### Problem to solve
Print all of the data exactly.

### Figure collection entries
——

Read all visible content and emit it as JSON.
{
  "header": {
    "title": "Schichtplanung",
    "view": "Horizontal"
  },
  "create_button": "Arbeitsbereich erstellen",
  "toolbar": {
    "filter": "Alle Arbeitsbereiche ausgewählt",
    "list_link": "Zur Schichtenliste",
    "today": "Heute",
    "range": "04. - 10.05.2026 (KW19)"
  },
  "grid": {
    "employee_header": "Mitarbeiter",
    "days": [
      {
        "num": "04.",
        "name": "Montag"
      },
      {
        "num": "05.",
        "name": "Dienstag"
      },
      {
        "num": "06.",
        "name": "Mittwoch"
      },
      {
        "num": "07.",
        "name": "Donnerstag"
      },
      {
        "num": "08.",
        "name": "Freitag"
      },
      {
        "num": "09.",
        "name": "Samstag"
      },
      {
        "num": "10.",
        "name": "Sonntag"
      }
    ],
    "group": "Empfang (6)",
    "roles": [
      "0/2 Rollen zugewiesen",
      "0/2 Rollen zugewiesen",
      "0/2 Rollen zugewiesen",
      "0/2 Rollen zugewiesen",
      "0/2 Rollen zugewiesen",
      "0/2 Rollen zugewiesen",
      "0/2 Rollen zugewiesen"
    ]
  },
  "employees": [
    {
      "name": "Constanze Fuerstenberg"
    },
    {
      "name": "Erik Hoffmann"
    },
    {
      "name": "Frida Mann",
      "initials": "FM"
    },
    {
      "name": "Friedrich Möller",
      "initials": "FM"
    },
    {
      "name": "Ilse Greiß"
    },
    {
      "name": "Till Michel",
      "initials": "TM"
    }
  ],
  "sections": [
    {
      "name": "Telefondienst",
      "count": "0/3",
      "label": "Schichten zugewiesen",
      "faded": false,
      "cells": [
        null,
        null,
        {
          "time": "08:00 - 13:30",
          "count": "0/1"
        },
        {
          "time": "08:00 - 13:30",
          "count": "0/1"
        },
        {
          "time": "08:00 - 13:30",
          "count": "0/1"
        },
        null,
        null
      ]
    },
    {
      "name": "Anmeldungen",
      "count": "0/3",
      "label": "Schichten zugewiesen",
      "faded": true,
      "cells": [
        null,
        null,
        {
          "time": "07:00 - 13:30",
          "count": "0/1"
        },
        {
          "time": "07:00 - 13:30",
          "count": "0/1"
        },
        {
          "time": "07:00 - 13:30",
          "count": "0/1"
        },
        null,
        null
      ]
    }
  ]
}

——

### Solved problem
Read all visible content and emit it as JSON.
{
  "header": {
    "title": "Schichtplanung",
    "view": "Horizontal"
  },
  "create_button": "Arbeitsbereich erstellen",
  "toolbar": {
    "filter": "Alle Arbeitsbereiche ausgewählt",
    "list_link": "Zur Schichtenliste",
    "today": "Heute",
    "range": "04. - 10.05.2026 (KW19)"
  },
  "grid": {
    "employee_header": "Mitarbeiter",
    "days": [
      {
        "num": "04.",
        "name": "Montag"
      },
      {
        "num": "05.",
        "name": "Dienstag"
      },
      {
        "num": "06.",
        "name": "Mittwoch"
      },
      {
        "num": "07.",
        "name": "Donnerstag"
      },
      {
        "num": "08.",
        "name": "Freitag"
      },
      {
        "num": "09.",
        "name": "Samstag"
      },
      {
        "num": "10.",
        "name": "Sonntag"
      }
    ],
    "group": "Empfang (6)",
    "roles": [
      "0/2 Rollen zugewiesen",
      "0/2 Rollen zugewiesen",
      "0/2 Rollen zugewiesen",
      "0/2 Rollen zugewiesen",
      "0/2 Rollen zugewiesen",
      "0/2 Rollen zugewiesen",
      "0/2 Rollen zugewiesen"
    ]
  },
  "employees": [
    {
      "name": "Constanze Fuerstenberg"
    },
    {
      "name": "Erik Hoffmann"
    },
    {
      "name": "Frida Mann",
      "initials": "FM"
    },
    {
      "name": "Friedrich Möller",
      "initials": "FM"
    },
    {
      "name": "Ilse Greiß"
    },
    {
      "name": "Till Michel",
      "initials": "TM"
    }
  ],
  "sections": [
    {
      "name": "Telefondienst",
      "count": "0/3",
      "label": "Schichten zugewiesen",
      "faded": false,
      "cells": [
        null,
        null,
        {
          "time": "08:00 - 13:30",
          "count": "0/1"
        },
        {
          "time": "08:00 - 13:30",
          "count": "0/1"
        },
        {
          "time": "08:00 - 13:30",
          "count": "0/1"
        },
        null,
        null
      ]
    },
    {
      "name": "Anmeldungen",
      "count": "0/3",
      "label": "Schichten zugewiesen",
      "faded": true,
      "cells": [
        null,
        null,
        {
          "time": "07:00 - 13:30",
          "count": "0/1"
        },
        {
          "time": "07:00 - 13:30",
          "count": "0/1"
        },
        {
          "time": "07:00 - 13:30",
          "count": "0/1"
        },
        null,
        null
      ]
    }
  ]
}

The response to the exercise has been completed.